[Stored records]
★ ★ ★
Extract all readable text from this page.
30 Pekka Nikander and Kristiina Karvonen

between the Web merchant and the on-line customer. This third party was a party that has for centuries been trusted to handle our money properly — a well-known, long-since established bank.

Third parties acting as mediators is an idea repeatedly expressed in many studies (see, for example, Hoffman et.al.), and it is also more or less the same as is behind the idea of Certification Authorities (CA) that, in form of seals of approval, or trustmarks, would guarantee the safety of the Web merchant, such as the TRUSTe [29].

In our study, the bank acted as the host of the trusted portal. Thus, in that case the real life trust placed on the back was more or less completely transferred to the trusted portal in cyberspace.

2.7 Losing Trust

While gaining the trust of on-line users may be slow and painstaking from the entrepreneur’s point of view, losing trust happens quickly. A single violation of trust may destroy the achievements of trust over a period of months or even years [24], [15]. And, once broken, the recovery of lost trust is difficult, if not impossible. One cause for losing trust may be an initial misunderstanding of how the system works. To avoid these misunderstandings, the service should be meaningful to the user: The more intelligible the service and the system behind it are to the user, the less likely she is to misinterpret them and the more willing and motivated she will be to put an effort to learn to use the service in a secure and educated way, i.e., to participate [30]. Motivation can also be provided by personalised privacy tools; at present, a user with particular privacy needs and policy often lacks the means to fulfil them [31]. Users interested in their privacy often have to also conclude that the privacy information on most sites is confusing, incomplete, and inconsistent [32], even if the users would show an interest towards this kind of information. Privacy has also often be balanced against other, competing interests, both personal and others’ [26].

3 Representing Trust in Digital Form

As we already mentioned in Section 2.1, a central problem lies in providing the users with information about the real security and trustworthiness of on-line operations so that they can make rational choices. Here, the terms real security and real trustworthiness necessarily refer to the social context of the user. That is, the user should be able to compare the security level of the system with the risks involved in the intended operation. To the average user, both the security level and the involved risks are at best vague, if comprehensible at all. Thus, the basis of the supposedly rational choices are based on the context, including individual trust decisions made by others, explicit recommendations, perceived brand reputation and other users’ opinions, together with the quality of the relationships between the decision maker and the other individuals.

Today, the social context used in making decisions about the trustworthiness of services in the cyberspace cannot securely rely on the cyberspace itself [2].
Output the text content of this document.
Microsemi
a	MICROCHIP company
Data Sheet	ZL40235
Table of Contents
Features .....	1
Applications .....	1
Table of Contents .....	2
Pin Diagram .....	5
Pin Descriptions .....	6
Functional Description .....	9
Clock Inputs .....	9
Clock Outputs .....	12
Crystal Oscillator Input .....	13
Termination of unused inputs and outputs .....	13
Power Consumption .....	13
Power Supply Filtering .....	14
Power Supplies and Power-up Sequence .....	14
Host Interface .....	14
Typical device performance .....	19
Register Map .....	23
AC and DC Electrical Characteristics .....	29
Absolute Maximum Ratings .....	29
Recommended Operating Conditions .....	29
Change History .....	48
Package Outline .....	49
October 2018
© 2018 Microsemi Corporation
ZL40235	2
★ ★ ★
[The request]
Scan the material above. Copy each line where "cyberspace" occurs.

[Finished task]
In our study, the bank acted as the host of the trusted portal. Thus, in that case the real life trust placed on the back was more or less completely transferred to the trusted portal in cyberspace.
Today, the social context used in making decisions about the trustworthiness of services in the cyberspace cannot securely rely on the cyberspace itself [2].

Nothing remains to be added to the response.